- **Saved data entries**:
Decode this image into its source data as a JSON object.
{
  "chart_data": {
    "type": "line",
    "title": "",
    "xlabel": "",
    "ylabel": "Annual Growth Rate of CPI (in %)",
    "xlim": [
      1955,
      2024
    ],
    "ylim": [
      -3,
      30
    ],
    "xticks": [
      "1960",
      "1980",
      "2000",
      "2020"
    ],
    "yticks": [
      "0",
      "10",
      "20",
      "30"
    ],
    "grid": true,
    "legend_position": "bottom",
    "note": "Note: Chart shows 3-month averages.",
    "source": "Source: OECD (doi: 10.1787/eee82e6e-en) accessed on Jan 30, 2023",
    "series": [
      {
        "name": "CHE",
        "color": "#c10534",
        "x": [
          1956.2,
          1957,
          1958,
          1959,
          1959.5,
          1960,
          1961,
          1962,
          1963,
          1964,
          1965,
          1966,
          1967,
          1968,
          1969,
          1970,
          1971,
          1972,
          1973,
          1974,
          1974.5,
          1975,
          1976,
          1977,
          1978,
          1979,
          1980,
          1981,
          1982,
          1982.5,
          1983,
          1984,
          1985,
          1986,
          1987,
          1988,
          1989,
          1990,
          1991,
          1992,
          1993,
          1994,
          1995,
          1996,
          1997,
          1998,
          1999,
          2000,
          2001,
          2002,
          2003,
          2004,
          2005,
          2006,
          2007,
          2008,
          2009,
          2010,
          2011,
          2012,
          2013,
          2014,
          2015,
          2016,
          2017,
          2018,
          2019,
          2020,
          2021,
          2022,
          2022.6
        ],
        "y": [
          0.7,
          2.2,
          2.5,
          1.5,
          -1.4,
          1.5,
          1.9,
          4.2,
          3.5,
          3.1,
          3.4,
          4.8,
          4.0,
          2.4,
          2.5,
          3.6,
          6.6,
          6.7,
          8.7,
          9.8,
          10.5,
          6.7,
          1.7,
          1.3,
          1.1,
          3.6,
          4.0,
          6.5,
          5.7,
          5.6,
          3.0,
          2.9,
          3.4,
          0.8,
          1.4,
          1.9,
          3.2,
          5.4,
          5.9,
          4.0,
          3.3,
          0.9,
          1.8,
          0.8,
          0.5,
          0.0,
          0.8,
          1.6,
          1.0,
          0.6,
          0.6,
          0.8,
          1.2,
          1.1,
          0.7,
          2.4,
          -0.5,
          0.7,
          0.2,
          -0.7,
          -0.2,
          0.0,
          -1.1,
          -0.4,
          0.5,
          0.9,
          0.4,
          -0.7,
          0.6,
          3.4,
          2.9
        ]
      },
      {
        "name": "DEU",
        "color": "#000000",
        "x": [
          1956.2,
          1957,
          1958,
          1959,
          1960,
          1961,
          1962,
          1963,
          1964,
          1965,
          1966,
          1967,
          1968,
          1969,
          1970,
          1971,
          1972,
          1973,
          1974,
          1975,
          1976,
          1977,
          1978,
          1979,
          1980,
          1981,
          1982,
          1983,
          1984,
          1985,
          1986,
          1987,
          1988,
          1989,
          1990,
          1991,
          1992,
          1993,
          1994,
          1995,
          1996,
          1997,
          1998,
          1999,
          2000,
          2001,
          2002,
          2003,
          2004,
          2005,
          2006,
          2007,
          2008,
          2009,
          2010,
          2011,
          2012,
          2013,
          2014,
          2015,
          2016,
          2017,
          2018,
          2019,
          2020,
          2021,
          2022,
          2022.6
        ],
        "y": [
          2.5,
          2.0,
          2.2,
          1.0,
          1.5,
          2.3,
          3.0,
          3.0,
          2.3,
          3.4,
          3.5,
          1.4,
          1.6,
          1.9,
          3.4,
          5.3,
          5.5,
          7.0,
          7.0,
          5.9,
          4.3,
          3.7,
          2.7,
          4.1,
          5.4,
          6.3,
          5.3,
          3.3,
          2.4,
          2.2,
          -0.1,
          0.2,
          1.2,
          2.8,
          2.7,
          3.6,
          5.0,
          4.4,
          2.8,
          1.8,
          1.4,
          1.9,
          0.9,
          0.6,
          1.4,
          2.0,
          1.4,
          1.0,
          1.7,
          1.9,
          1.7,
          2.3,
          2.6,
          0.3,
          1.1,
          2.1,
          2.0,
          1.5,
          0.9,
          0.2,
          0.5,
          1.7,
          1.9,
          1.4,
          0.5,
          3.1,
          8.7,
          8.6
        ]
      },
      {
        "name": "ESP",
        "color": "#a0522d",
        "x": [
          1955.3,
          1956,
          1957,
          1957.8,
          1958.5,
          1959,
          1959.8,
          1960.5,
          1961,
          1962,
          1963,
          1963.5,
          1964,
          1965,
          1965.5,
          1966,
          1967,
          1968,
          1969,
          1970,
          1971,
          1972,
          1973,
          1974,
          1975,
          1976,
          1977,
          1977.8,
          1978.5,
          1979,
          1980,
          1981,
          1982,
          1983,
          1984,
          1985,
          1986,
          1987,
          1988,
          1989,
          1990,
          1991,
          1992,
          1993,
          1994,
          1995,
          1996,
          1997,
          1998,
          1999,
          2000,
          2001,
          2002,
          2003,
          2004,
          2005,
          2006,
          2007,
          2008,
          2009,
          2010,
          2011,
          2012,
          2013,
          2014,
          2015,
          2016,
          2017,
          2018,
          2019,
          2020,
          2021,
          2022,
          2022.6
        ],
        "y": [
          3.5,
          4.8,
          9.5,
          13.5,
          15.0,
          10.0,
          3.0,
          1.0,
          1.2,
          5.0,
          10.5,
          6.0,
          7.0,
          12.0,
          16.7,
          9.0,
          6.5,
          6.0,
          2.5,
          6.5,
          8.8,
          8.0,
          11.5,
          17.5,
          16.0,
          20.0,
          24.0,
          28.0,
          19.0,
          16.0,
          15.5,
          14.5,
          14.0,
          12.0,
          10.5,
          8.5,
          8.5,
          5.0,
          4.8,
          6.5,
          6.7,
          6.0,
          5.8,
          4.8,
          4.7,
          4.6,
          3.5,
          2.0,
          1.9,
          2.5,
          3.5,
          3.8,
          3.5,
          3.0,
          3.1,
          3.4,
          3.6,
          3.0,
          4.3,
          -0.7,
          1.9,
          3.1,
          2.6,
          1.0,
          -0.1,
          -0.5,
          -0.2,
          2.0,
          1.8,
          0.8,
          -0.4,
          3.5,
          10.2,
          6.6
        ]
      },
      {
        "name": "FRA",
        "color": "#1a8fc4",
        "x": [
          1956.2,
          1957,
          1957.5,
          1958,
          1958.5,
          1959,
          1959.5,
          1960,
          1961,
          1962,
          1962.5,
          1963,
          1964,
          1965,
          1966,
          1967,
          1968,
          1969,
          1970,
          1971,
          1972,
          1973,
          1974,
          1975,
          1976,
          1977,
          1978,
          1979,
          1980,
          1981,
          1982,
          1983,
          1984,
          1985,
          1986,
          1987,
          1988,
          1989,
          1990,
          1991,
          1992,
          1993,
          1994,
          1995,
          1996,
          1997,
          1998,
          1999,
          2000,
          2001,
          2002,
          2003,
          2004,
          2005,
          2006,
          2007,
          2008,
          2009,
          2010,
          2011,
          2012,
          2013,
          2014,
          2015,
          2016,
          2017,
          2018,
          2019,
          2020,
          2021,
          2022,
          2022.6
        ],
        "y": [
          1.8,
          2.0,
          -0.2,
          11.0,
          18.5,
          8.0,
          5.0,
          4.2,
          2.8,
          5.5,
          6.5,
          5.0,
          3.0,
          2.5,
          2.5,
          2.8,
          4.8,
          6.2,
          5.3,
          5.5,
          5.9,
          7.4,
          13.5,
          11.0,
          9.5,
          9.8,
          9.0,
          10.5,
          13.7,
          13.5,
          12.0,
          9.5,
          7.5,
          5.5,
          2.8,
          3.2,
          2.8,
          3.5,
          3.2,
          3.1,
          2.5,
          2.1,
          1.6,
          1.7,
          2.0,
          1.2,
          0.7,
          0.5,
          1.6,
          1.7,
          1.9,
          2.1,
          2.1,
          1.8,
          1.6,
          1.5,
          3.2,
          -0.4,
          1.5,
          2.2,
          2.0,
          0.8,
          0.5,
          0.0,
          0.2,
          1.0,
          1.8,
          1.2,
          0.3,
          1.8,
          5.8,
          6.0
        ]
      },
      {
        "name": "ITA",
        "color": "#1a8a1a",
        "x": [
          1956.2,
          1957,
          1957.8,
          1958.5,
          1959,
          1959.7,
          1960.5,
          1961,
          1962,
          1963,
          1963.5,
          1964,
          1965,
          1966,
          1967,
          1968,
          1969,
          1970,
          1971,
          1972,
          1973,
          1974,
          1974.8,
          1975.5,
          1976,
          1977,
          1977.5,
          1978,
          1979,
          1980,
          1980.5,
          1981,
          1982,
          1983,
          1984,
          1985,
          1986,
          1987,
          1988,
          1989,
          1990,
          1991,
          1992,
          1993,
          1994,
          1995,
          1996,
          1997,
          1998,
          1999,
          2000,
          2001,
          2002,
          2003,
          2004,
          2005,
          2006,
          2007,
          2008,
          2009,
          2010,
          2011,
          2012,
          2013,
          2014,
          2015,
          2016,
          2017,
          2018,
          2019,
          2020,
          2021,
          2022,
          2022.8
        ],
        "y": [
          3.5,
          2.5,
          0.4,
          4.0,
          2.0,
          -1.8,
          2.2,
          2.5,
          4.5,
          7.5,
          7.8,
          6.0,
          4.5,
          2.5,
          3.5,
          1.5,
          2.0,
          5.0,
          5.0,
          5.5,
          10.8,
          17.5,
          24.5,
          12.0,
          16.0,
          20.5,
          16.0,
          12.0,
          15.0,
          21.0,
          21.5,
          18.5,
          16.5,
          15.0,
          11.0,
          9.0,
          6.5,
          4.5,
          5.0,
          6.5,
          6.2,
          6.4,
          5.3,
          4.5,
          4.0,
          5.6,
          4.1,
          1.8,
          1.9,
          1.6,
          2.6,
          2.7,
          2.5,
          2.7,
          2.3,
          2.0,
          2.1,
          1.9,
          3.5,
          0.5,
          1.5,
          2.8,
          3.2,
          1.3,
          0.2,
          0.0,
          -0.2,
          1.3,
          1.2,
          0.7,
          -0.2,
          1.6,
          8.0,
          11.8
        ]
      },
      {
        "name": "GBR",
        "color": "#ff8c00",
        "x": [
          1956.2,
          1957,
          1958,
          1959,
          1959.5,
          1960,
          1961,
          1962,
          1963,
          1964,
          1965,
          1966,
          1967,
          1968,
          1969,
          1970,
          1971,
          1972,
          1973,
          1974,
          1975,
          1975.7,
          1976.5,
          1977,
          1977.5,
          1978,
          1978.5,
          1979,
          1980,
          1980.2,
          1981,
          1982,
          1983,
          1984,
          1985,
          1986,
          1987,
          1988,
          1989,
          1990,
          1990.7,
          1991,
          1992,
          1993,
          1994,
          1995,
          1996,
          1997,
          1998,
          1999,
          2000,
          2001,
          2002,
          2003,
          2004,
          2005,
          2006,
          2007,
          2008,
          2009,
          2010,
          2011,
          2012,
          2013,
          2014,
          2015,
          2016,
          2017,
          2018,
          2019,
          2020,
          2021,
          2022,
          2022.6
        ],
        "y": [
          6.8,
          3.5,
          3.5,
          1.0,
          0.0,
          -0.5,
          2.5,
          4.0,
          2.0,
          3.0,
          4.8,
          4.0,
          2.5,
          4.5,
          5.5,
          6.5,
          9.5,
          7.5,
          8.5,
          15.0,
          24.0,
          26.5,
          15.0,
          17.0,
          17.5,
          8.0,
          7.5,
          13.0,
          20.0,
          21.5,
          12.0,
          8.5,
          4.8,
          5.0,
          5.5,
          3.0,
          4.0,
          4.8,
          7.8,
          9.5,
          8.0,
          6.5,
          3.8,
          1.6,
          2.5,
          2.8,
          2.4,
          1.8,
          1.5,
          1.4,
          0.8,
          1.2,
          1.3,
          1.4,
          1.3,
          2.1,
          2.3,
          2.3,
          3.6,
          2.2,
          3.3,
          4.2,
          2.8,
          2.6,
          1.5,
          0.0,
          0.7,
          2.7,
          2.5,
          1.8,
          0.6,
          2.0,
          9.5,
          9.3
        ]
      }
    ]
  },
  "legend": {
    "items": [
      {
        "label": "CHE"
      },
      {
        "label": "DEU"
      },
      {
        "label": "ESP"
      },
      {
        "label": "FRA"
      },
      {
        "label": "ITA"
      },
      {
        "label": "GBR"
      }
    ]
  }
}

- **Work to be completed**: Pull out every line of the records that includes the string "name".

- **Task result**:
        "name": "CHE",
        "name": "DEU",
        "name": "ESP",
        "name": "FRA",
        "name": "ITA",
        "name": "GBR",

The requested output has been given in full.